■ Short task
Output all entries verbatim. Skip pictures.

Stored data
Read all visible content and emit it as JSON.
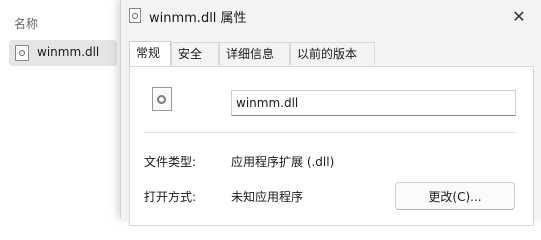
{
  "explorer": {
    "column_header": "名称",
    "file_name": "winmm.dll"
  },
  "dialog": {
    "title": "winmm.dll 属性",
    "tabs": [
      {
        "label": "常规",
        "active": true
      },
      {
        "label": "安全",
        "active": false
      },
      {
        "label": "详细信息",
        "active": false
      },
      {
        "label": "以前的版本",
        "active": false
      }
    ],
    "general": {
      "file_name_value": "winmm.dll",
      "file_type_label": "文件类型:",
      "file_type_value": "应用程序扩展 (.dll)",
      "opens_with_label": "打开方式:",
      "opens_with_value": "未知应用程序",
      "change_button": "更改(C)..."
    }
  },
  "icons": {
    "file": "dll-file-icon",
    "close": "close-icon",
    "settings_file": "settings-file-icon"
  }
}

■ Complete answer
Read all visible content and emit it as JSON.
{
  "explorer": {
    "column_header": "名称",
    "file_name": "winmm.dll"
  },
  "dialog": {
    "title": "winmm.dll 属性",
    "tabs": [
      {
        "label": "常规",
        "active": true
      },
      {
        "label": "安全",
        "active": false
      },
      {
        "label": "详细信息",
        "active": false
      },
      {
        "label": "以前的版本",
        "active": false
      }
    ],
    "general": {
      "file_name_value": "winmm.dll",
      "file_type_label": "文件类型:",
      "file_type_value": "应用程序扩展 (.dll)",
      "opens_with_label": "打开方式:",
      "opens_with_value": "未知应用程序",
      "change_button": "更改(C)..."
    }
  },
  "icons": {
    "file": "dll-file-icon",
    "close": "close-icon",
    "settings_file": "settings-file-icon"
  }
}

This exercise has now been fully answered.